## EXERCISE DESCRIPTION
Repeat, exactly and completely, the entries shown underneath.
****
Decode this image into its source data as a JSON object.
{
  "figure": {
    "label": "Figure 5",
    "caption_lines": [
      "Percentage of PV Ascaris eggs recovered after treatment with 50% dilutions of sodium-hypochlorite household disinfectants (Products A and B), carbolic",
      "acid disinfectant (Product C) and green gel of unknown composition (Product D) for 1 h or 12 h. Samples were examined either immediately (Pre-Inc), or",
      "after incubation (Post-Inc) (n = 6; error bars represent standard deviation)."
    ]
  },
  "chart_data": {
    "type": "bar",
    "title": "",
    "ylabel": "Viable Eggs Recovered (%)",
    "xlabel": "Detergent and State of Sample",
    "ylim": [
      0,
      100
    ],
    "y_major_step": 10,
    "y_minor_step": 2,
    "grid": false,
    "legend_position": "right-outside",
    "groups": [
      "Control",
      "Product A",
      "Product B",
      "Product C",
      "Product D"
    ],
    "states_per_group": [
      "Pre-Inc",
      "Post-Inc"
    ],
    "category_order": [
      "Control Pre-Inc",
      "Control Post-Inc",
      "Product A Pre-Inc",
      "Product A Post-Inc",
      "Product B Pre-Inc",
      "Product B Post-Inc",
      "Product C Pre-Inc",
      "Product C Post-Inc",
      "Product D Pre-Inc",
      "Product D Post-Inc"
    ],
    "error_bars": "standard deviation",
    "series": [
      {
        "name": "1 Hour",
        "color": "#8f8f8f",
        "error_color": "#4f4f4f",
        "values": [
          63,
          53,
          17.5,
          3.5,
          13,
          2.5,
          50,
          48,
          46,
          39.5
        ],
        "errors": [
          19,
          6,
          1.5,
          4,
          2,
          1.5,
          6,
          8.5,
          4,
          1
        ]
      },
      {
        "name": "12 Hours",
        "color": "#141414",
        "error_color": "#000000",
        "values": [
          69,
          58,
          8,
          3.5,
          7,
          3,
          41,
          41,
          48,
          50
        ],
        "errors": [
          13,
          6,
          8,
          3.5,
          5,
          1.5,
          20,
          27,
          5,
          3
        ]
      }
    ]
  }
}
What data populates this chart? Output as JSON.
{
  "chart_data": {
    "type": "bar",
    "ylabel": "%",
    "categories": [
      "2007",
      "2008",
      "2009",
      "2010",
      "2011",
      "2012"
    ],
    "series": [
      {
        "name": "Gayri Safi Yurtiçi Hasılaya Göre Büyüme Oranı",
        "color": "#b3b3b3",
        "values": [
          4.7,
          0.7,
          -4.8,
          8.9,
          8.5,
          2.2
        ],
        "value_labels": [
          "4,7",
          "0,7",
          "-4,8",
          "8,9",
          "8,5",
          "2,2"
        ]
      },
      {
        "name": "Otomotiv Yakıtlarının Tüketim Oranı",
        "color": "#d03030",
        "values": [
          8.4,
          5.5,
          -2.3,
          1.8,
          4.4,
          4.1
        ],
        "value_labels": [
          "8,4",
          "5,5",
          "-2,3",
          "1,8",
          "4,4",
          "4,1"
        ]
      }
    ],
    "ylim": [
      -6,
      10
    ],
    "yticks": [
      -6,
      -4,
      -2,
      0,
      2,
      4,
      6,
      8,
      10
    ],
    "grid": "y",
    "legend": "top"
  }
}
****
## RESULT OF THIS TASK
Decode this image into its source data as a JSON object.
{
  "figure": {
    "label": "Figure 5",
    "caption_lines": [
      "Percentage of PV Ascaris eggs recovered after treatment with 50% dilutions of sodium-hypochlorite household disinfectants (Products A and B), carbolic",
      "acid disinfectant (Product C) and green gel of unknown composition (Product D) for 1 h or 12 h. Samples were examined either immediately (Pre-Inc), or",
      "after incubation (Post-Inc) (n = 6; error bars represent standard deviation)."
    ]
  },
  "chart_data": {
    "type": "bar",
    "title": "",
    "ylabel": "Viable Eggs Recovered (%)",
    "xlabel": "Detergent and State of Sample",
    "ylim": [
      0,
      100
    ],
    "y_major_step": 10,
    "y_minor_step": 2,
    "grid": false,
    "legend_position": "right-outside",
    "groups": [
      "Control",
      "Product A",
      "Product B",
      "Product C",
      "Product D"
    ],
    "states_per_group": [
      "Pre-Inc",
      "Post-Inc"
    ],
    "category_order": [
      "Control Pre-Inc",
      "Control Post-Inc",
      "Product A Pre-Inc",
      "Product A Post-Inc",
      "Product B Pre-Inc",
      "Product B Post-Inc",
      "Product C Pre-Inc",
      "Product C Post-Inc",
      "Product D Pre-Inc",
      "Product D Post-Inc"
    ],
    "error_bars": "standard deviation",
    "series": [
      {
        "name": "1 Hour",
        "color": "#8f8f8f",
        "error_color": "#4f4f4f",
        "values": [
          63,
          53,
          17.5,
          3.5,
          13,
          2.5,
          50,
          48,
          46,
          39.5
        ],
        "errors": [
          19,
          6,
          1.5,
          4,
          2,
          1.5,
          6,
          8.5,
          4,
          1
        ]
      },
      {
        "name": "12 Hours",
        "color": "#141414",
        "error_color": "#000000",
        "values": [
          69,
          58,
          8,
          3.5,
          7,
          3,
          41,
          41,
          48,
          50
        ],
        "errors": [
          13,
          6,
          8,
          3.5,
          5,
          1.5,
          20,
          27,
          5,
          3
        ]
      }
    ]
  }
}
What data populates this chart? Output as JSON.
{
  "chart_data": {
    "type": "bar",
    "ylabel": "%",
    "categories": [
      "2007",
      "2008",
      "2009",
      "2010",
      "2011",
      "2012"
    ],
    "series": [
      {
        "name": "Gayri Safi Yurtiçi Hasılaya Göre Büyüme Oranı",
        "color": "#b3b3b3",
        "values": [
          4.7,
          0.7,
          -4.8,
          8.9,
          8.5,
          2.2
        ],
        "value_labels": [
          "4,7",
          "0,7",
          "-4,8",
          "8,9",
          "8,5",
          "2,2"
        ]
      },
      {
        "name": "Otomotiv Yakıtlarının Tüketim Oranı",
        "color": "#d03030",
        "values": [
          8.4,
          5.5,
          -2.3,
          1.8,
          4.4,
          4.1
        ],
        "value_labels": [
          "8,4",
          "5,5",
          "-2,3",
          "1,8",
          "4,4",
          "4,1"
        ]
      }
    ],
    "ylim": [
      -6,
      10
    ],
    "yticks": [
      -6,
      -4,
      -2,
      0,
      2,
      4,
      6,
      8,
      10
    ],
    "grid": "y",
    "legend": "top"
  }
}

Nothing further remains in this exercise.